** start Source extract **
Based on my understanding from the information above, here is my breakdown of the formula used to solve the take home challenge.

Periods converted to weeks

First I gather all the distinct periods (number represents month) - Found three 1, 3 and 6. Then I convert these months into weeks (since we are interested in weekly avg) and asscociate them with the period. Based on a google search a month equals about 4.345 weeks, so I went with it. So to calculate weeks for each period, I take the period value and multiple with 4.345. Below are the actual numbers.
** end Source extract **
** start Listed entries **
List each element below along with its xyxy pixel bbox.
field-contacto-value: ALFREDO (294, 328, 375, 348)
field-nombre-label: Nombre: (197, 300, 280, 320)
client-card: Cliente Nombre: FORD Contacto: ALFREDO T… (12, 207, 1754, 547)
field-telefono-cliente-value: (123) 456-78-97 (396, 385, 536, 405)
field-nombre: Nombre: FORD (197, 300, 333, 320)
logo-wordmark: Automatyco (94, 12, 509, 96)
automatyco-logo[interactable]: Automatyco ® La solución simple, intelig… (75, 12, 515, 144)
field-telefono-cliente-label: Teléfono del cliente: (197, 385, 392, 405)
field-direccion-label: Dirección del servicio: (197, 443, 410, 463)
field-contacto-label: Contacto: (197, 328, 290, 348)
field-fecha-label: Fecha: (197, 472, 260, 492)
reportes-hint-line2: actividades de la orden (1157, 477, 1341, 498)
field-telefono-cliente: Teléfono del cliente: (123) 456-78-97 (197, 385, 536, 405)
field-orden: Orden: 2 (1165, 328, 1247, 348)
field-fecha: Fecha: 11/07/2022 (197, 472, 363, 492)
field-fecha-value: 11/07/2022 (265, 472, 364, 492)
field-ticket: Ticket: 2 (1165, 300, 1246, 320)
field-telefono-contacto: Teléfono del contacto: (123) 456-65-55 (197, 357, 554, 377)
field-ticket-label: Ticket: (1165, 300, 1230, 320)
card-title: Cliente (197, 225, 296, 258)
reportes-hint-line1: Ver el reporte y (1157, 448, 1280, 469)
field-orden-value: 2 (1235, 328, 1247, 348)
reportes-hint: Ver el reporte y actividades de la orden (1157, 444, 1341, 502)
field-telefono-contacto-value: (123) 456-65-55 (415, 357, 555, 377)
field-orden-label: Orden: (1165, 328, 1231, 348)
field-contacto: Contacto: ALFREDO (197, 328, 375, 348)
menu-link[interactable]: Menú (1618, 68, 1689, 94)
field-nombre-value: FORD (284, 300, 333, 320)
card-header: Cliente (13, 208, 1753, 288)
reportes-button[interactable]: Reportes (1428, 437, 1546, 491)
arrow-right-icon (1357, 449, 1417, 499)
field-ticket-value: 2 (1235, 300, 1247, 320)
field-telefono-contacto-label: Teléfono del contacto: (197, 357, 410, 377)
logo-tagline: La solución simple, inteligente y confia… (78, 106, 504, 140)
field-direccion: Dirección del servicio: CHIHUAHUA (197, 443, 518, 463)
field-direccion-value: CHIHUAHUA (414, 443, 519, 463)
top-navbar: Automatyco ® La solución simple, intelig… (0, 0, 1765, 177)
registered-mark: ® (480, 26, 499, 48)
** end Listed entries **
» **Directives**:
• 1. Answer these questions about the take-home challenge breakdown:
(a) How many distinct periods were found, and what were they?
(b) What does the number for each period represent?
(c) How many weeks per month were used in the conversion, and what was that figure based on?
• 2. Continue the take-home challenge breakdown from the point where it stops.
This data has no connection to the take-home challenge breakdown.

» **Final results**:
• 1.
(a) Three: 1, 3 and 6.
(b) A number of months.
(c) About 4.345 weeks per month, based on a Google search.

• 2.
period weeks
1 4.345
2 13.05
3 26.07

Base weekly average per row

Now that I have the periods sorted out. Next challenge was to get a base weekly average from the weeks['volumes']. Each 'weeks' column represents 36 prior months data from 'date_of_month' date. So to get the weekly average from those 36 monthly volumes, I had to first figure out iroughly how many weeks are in between those weeks timefrmae. So I subtracted the first date from the last date, and used that timedelta to calculate approximate weeks. That number was generally ~150 to 152ish. I used this varying number of weeks and divided the sum of volumes found for each row. This was my base weekly average value.

weekly_avg = sum_of_volumes / total_weeks_from_dates

Calculating the search volume

So for each applicable row, I used the weekly average and multiplied it with the number of weeks representing the row's period. And this is the value I stored for that row's 'search_volume' column.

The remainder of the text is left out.